**Items listed in a dataset**
** start **

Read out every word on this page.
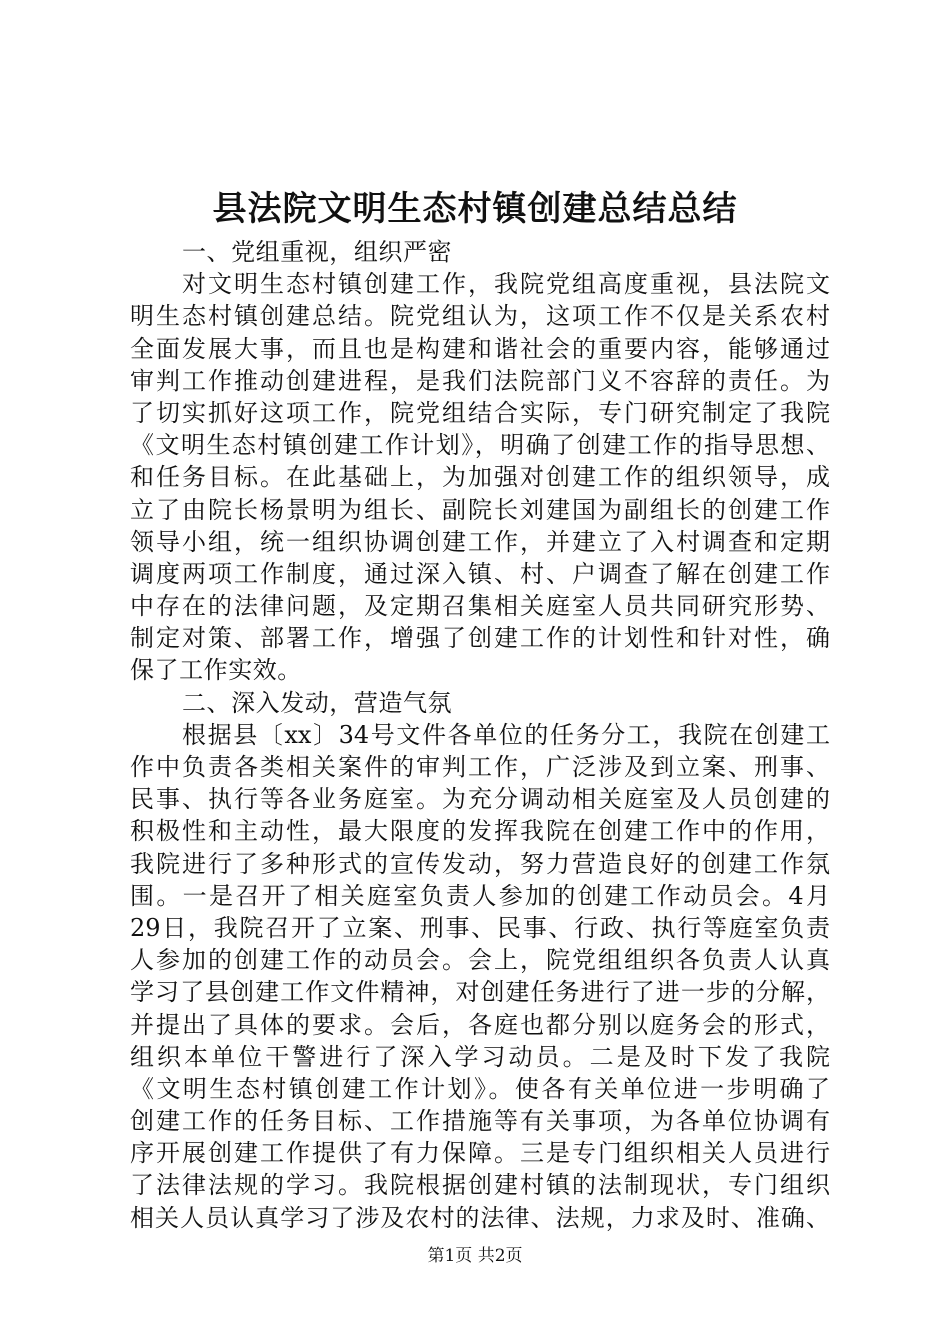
县法院文明生态村镇创建总结总结
一、党组重视，组织严密
对文明生态村镇创建工作，我院党组高度重视，县法院文
明生态村镇创建总结。院党组认为，这项工作不仅是关系农村
全面发展大事，而且也是构建和谐社会的重要内容，能够通过
审判工作推动创建进程，是我们法院部门义不容辞的责任。为
了切实抓好这项工作，院党组结合实际，专门研究制定了我院
《文明生态村镇创建工作计划》，明确了创建工作的指导思想、
和任务目标。在此基础上，为加强对创建工作的组织领导，成
立了由院长杨景明为组长、副院长刘建国为副组长的创建工作
领导小组，统一组织协调创建工作，并建立了入村调查和定期
调度两项工作制度，通过深入镇、村、户调查了解在创建工作
中存在的法律问题，及定期召集相关庭室人员共同研究形势、
制定对策、部署工作，增强了创建工作的计划性和针对性，确
保了工作实效。
二、深入发动，营造气氛
根据县〔xx〕34号文件各单位的任务分工，我院在创建工
作中负责各类相关案件的审判工作，广泛涉及到立案、刑事、
民事、执行等各业务庭室。为充分调动相关庭室及人员创建的
积极性和主动性，最大限度的发挥我院在创建工作中的作用，
我院进行了多种形式的宣传发动，努力营造良好的创建工作氛
围。一是召开了相关庭室负责人参加的创建工作动员会。4月
29日，我院召开了立案、刑事、民事、行政、执行等庭室负责
人参加的创建工作的动员会。会上，院党组组织各负责人认真
学习了县创建工作文件精神，对创建任务进行了进一步的分解，
并提出了具体的要求。会后，各庭也都分别以庭务会的形式，
组织本单位干警进行了深入学习动员。二是及时下发了我院
《文明生态村镇创建工作计划》。使各有关单位进一步明确了
创建工作的任务目标、工作措施等有关事项，为各单位协调有
序开展创建工作提供了有力保障。三是专门组织相关人员进行
了法律法规的学习。我院根据创建村镇的法制现状，专门组织
相关人员认真学习了涉及农村的法律、法规，力求及时、准确、
第1页 共2页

** end **

**What is being asked**
Tally up the lines in the preceding listing that contain the string "文明生态村镇创建工作计划". Respond with the number and nothing else.

**Exercise solution**
2